----- INPUT ROWS

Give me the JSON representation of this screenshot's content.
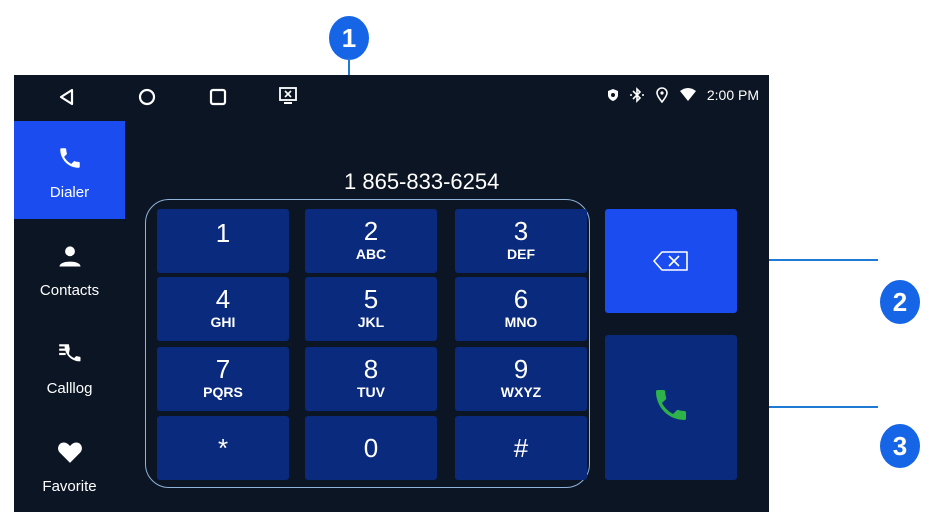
{
  "phone_number": "1 865-833-6254",
  "status": {
    "time": "2:00 PM"
  },
  "sidebar": {
    "items": [
      {
        "label": "Dialer",
        "icon": "phone-icon",
        "active": true
      },
      {
        "label": "Contacts",
        "icon": "person-icon"
      },
      {
        "label": "Calllog",
        "icon": "call-log-icon"
      },
      {
        "label": "Favorite",
        "icon": "heart-icon"
      }
    ]
  },
  "keypad": {
    "keys": [
      {
        "digit": "1",
        "letters": ""
      },
      {
        "digit": "2",
        "letters": "ABC"
      },
      {
        "digit": "3",
        "letters": "DEF"
      },
      {
        "digit": "4",
        "letters": "GHI"
      },
      {
        "digit": "5",
        "letters": "JKL"
      },
      {
        "digit": "6",
        "letters": "MNO"
      },
      {
        "digit": "7",
        "letters": "PQRS"
      },
      {
        "digit": "8",
        "letters": "TUV"
      },
      {
        "digit": "9",
        "letters": "WXYZ"
      },
      {
        "digit": "*",
        "letters": ""
      },
      {
        "digit": "0",
        "letters": ""
      },
      {
        "digit": "#",
        "letters": ""
      }
    ]
  },
  "callouts": [
    "1",
    "2",
    "3"
  ],
  "colors": {
    "screen_bg": "#0c1523",
    "key_bg": "#0a2a7d",
    "accent": "#1a4cf0",
    "call_green": "#2eb34a",
    "callout": "#1565e6"
  }
}
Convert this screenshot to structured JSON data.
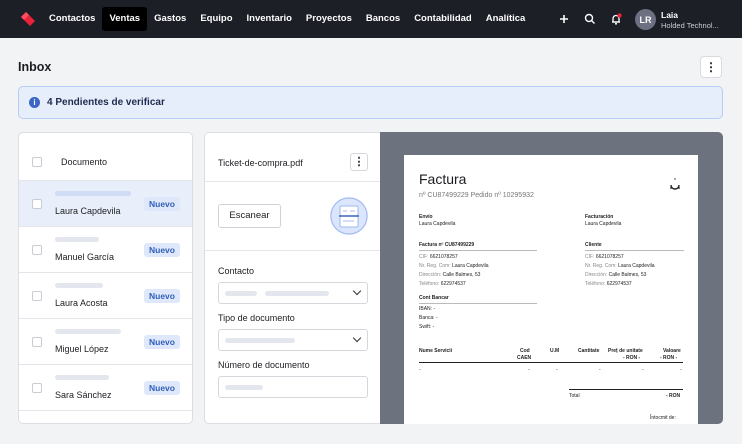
{
  "nav": {
    "items": [
      "Contactos",
      "Ventas",
      "Gastos",
      "Equipo",
      "Inventario",
      "Proyectos",
      "Bancos",
      "Contabilidad",
      "Analítica"
    ],
    "active": "Ventas"
  },
  "user": {
    "initials": "LR",
    "name": "Laia",
    "org": "Holded Technol..."
  },
  "page": {
    "title": "Inbox",
    "banner": "4 Pendientes de verificar",
    "more": "⋮"
  },
  "list": {
    "header": "Documento",
    "rows": [
      {
        "name": "Laura Capdevila",
        "badge": "Nuevo"
      },
      {
        "name": "Manuel García",
        "badge": "Nuevo"
      },
      {
        "name": "Laura Acosta",
        "badge": "Nuevo"
      },
      {
        "name": "Miguel López",
        "badge": "Nuevo"
      },
      {
        "name": "Sara Sánchez",
        "badge": "Nuevo"
      }
    ]
  },
  "detail": {
    "file_name": "Ticket-de-compra.pdf",
    "scan_label": "Escanear",
    "contact_label": "Contacto",
    "doc_type_label": "Tipo de documento",
    "doc_number_label": "Número de documento"
  },
  "invoice": {
    "title": "Factura",
    "subtitle": "nº CU87499229 Pedido nº 10295932",
    "envio_label": "Envío",
    "envio_name": "Laura Capdevila",
    "facturacion_label": "Facturación",
    "facturacion_name": "Laura Capdevila",
    "factura_no": "Factura nº CU87499229",
    "cliente_label": "Cliente",
    "cif_label": "CIF:",
    "cif_value": "6621078257",
    "reg_label": "Nr. Reg. Com:",
    "reg_value": "Laura Capdevila",
    "dir_label": "Dirección:",
    "dir_value": "Calle Balmes, 53",
    "tel_label": "Teléfono:",
    "tel_value": "622974537",
    "bank_label": "Cont Bancar",
    "iban": "IBAN: -",
    "banca": "Banca: -",
    "swift": "Swift: -",
    "col_service": "Nume Servicii",
    "col_cod": "Cod",
    "col_caen": "CAEN",
    "col_um": "U.M",
    "col_qty": "Cantitate",
    "col_price": "Preț de unitate",
    "col_price_cur": "- RON -",
    "col_val": "Valoare",
    "col_val_cur": "- RON -",
    "dash": "-",
    "total_label": "Total",
    "total_value": "- RON",
    "footer": "Întocmit de:"
  }
}
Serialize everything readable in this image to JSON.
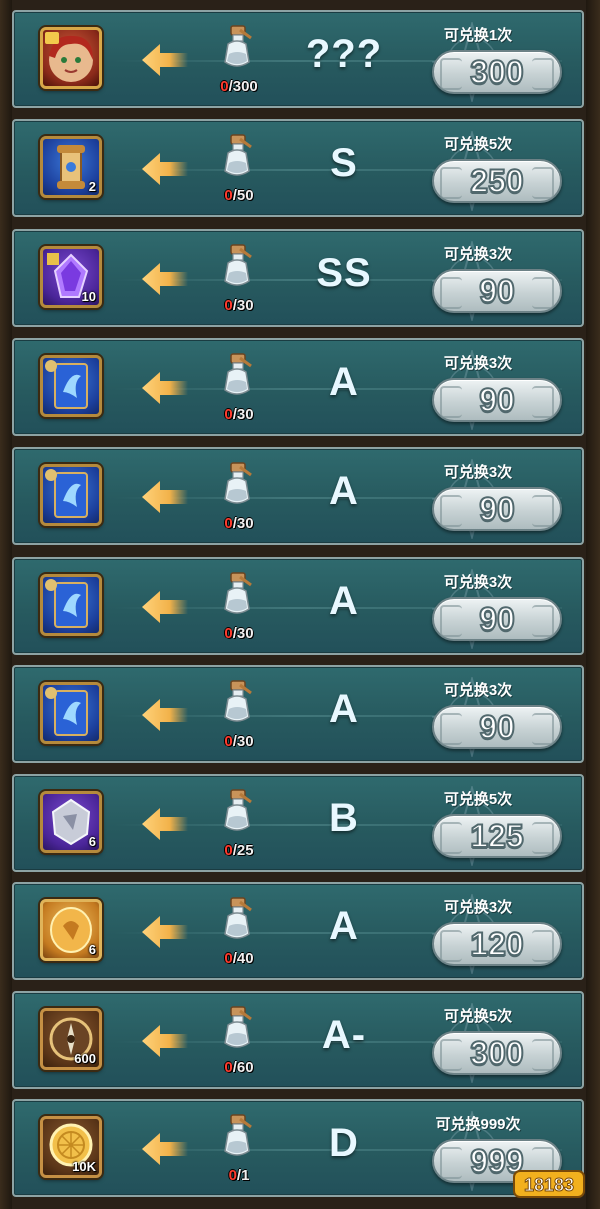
{
  "rows": [
    {
      "item": "hero-portrait",
      "frame": "red",
      "count": "",
      "cur": "0",
      "total": "/300",
      "grade": "???",
      "limit": "可兑换1次",
      "cost": "300"
    },
    {
      "item": "scroll",
      "frame": "blue",
      "count": "2",
      "cur": "0",
      "total": "/50",
      "grade": "S",
      "limit": "可兑换5次",
      "cost": "250"
    },
    {
      "item": "purple-crystal",
      "frame": "purple",
      "count": "10",
      "cur": "0",
      "total": "/30",
      "grade": "SS",
      "limit": "可兑换3次",
      "cost": "90"
    },
    {
      "item": "blue-card",
      "frame": "blue",
      "count": "",
      "cur": "0",
      "total": "/30",
      "grade": "A",
      "limit": "可兑换3次",
      "cost": "90"
    },
    {
      "item": "blue-card",
      "frame": "blue",
      "count": "",
      "cur": "0",
      "total": "/30",
      "grade": "A",
      "limit": "可兑换3次",
      "cost": "90"
    },
    {
      "item": "blue-card",
      "frame": "blue",
      "count": "",
      "cur": "0",
      "total": "/30",
      "grade": "A",
      "limit": "可兑换3次",
      "cost": "90"
    },
    {
      "item": "blue-card",
      "frame": "blue",
      "count": "",
      "cur": "0",
      "total": "/30",
      "grade": "A",
      "limit": "可兑换3次",
      "cost": "90"
    },
    {
      "item": "silver-rune",
      "frame": "purple",
      "count": "6",
      "cur": "0",
      "total": "/25",
      "grade": "B",
      "limit": "可兑换5次",
      "cost": "125"
    },
    {
      "item": "gold-rune",
      "frame": "gold",
      "count": "6",
      "cur": "0",
      "total": "/40",
      "grade": "A",
      "limit": "可兑换3次",
      "cost": "120"
    },
    {
      "item": "compass",
      "frame": "bronze",
      "count": "600",
      "cur": "0",
      "total": "/60",
      "grade": "A-",
      "limit": "可兑换5次",
      "cost": "300"
    },
    {
      "item": "gold-coin",
      "frame": "bronze",
      "count": "10K",
      "cur": "0",
      "total": "/1",
      "grade": "D",
      "limit": "可兑换999次",
      "cost": "999"
    }
  ],
  "watermark": "18183",
  "colors": {
    "panel": "#2b6468",
    "progress_current": "#ff3b2e",
    "grade_text": "#e8f8ff"
  }
}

----------

Extract lines where the string "this" occurs.

Give me the JSON representation of this screenshot's content.
Convert this screenshot to structured JSON data.
Serialize everything readable in this image to JSON.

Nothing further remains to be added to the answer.